(Dataset items)
____

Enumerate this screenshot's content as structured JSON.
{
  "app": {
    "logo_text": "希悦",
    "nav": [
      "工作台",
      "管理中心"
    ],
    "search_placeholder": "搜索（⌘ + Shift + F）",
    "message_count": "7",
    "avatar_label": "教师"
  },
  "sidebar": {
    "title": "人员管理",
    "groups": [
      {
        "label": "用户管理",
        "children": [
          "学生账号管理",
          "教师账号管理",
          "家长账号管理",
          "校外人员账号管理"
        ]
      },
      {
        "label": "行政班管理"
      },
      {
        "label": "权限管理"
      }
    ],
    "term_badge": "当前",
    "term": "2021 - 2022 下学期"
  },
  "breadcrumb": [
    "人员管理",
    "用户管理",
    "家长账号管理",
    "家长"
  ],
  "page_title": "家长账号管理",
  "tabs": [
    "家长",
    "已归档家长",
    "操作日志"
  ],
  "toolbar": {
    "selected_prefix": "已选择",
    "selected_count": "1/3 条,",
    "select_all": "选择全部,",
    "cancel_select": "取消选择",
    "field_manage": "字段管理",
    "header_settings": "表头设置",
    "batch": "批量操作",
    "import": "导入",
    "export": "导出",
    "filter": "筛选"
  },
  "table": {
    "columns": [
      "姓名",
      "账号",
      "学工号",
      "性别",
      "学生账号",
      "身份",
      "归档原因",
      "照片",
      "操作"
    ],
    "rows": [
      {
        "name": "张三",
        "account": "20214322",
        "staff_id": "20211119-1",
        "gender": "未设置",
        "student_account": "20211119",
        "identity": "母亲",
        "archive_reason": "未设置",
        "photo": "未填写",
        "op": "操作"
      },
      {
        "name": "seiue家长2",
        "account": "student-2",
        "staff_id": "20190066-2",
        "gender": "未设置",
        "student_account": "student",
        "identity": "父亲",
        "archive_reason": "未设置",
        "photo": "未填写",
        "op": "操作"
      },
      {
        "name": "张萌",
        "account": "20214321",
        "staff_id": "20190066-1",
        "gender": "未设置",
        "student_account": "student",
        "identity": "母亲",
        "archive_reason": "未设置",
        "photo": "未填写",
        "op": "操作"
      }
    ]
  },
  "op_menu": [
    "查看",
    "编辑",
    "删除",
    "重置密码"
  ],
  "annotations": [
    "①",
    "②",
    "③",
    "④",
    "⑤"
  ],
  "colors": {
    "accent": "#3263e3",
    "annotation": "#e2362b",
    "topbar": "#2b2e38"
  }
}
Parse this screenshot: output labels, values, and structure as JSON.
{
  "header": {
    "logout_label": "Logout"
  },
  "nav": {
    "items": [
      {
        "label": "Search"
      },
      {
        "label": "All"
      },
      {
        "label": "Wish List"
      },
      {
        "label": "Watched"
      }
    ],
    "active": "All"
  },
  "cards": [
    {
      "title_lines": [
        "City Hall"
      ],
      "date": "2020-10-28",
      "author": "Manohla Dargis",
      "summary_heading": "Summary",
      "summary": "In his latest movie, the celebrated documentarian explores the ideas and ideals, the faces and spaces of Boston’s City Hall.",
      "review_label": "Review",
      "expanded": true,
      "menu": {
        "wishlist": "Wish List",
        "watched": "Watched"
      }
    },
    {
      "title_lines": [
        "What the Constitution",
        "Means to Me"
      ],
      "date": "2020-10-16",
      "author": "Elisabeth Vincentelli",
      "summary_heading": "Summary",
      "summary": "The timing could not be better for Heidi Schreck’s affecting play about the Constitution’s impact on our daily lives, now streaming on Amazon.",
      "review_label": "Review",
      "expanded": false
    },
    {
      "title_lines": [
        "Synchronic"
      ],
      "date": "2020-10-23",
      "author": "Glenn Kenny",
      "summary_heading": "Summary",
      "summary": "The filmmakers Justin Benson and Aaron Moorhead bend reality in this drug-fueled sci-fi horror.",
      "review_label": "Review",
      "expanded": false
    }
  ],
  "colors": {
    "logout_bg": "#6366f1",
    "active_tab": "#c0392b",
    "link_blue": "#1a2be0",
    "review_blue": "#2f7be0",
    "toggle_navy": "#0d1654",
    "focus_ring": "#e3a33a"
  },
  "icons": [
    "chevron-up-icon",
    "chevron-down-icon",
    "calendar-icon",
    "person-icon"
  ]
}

____

▸ **GOAL**: Please repeat all the records above exactly as they appear.

▸ **TASK RESULT**:
Enumerate this screenshot's content as structured JSON.
{
  "app": {
    "logo_text": "希悦",
    "nav": [
      "工作台",
      "管理中心"
    ],
    "search_placeholder": "搜索（⌘ + Shift + F）",
    "message_count": "7",
    "avatar_label": "教师"
  },
  "sidebar": {
    "title": "人员管理",
    "groups": [
      {
        "label": "用户管理",
        "children": [
          "学生账号管理",
          "教师账号管理",
          "家长账号管理",
          "校外人员账号管理"
        ]
      },
      {
        "label": "行政班管理"
      },
      {
        "label": "权限管理"
      }
    ],
    "term_badge": "当前",
    "term": "2021 - 2022 下学期"
  },
  "breadcrumb": [
    "人员管理",
    "用户管理",
    "家长账号管理",
    "家长"
  ],
  "page_title": "家长账号管理",
  "tabs": [
    "家长",
    "已归档家长",
    "操作日志"
  ],
  "toolbar": {
    "selected_prefix": "已选择",
    "selected_count": "1/3 条,",
    "select_all": "选择全部,",
    "cancel_select": "取消选择",
    "field_manage": "字段管理",
    "header_settings": "表头设置",
    "batch": "批量操作",
    "import": "导入",
    "export": "导出",
    "filter": "筛选"
  },
  "table": {
    "columns": [
      "姓名",
      "账号",
      "学工号",
      "性别",
      "学生账号",
      "身份",
      "归档原因",
      "照片",
      "操作"
    ],
    "rows": [
      {
        "name": "张三",
        "account": "20214322",
        "staff_id": "20211119-1",
        "gender": "未设置",
        "student_account": "20211119",
        "identity": "母亲",
        "archive_reason": "未设置",
        "photo": "未填写",
        "op": "操作"
      },
      {
        "name": "seiue家长2",
        "account": "student-2",
        "staff_id": "20190066-2",
        "gender": "未设置",
        "student_account": "student",
        "identity": "父亲",
        "archive_reason": "未设置",
        "photo": "未填写",
        "op": "操作"
      },
      {
        "name": "张萌",
        "account": "20214321",
        "staff_id": "20190066-1",
        "gender": "未设置",
        "student_account": "student",
        "identity": "母亲",
        "archive_reason": "未设置",
        "photo": "未填写",
        "op": "操作"
      }
    ]
  },
  "op_menu": [
    "查看",
    "编辑",
    "删除",
    "重置密码"
  ],
  "annotations": [
    "①",
    "②",
    "③",
    "④",
    "⑤"
  ],
  "colors": {
    "accent": "#3263e3",
    "annotation": "#e2362b",
    "topbar": "#2b2e38"
  }
}
Parse this screenshot: output labels, values, and structure as JSON.
{
  "header": {
    "logout_label": "Logout"
  },
  "nav": {
    "items": [
      {
        "label": "Search"
      },
      {
        "label": "All"
      },
      {
        "label": "Wish List"
      },
      {
        "label": "Watched"
      }
    ],
    "active": "All"
  },
  "cards": [
    {
      "title_lines": [
        "City Hall"
      ],
      "date": "2020-10-28",
      "author": "Manohla Dargis",
      "summary_heading": "Summary",
      "summary": "In his latest movie, the celebrated documentarian explores the ideas and ideals, the faces and spaces of Boston’s City Hall.",
      "review_label": "Review",
      "expanded": true,
      "menu": {
        "wishlist": "Wish List",
        "watched": "Watched"
      }
    },
    {
      "title_lines": [
        "What the Constitution",
        "Means to Me"
      ],
      "date": "2020-10-16",
      "author": "Elisabeth Vincentelli",
      "summary_heading": "Summary",
      "summary": "The timing could not be better for Heidi Schreck’s affecting play about the Constitution’s impact on our daily lives, now streaming on Amazon.",
      "review_label": "Review",
      "expanded": false
    },
    {
      "title_lines": [
        "Synchronic"
      ],
      "date": "2020-10-23",
      "author": "Glenn Kenny",
      "summary_heading": "Summary",
      "summary": "The filmmakers Justin Benson and Aaron Moorhead bend reality in this drug-fueled sci-fi horror.",
      "review_label": "Review",
      "expanded": false
    }
  ],
  "colors": {
    "logout_bg": "#6366f1",
    "active_tab": "#c0392b",
    "link_blue": "#1a2be0",
    "review_blue": "#2f7be0",
    "toggle_navy": "#0d1654",
    "focus_ring": "#e3a33a"
  },
  "icons": [
    "chevron-up-icon",
    "chevron-down-icon",
    "calendar-icon",
    "person-icon"
  ]
}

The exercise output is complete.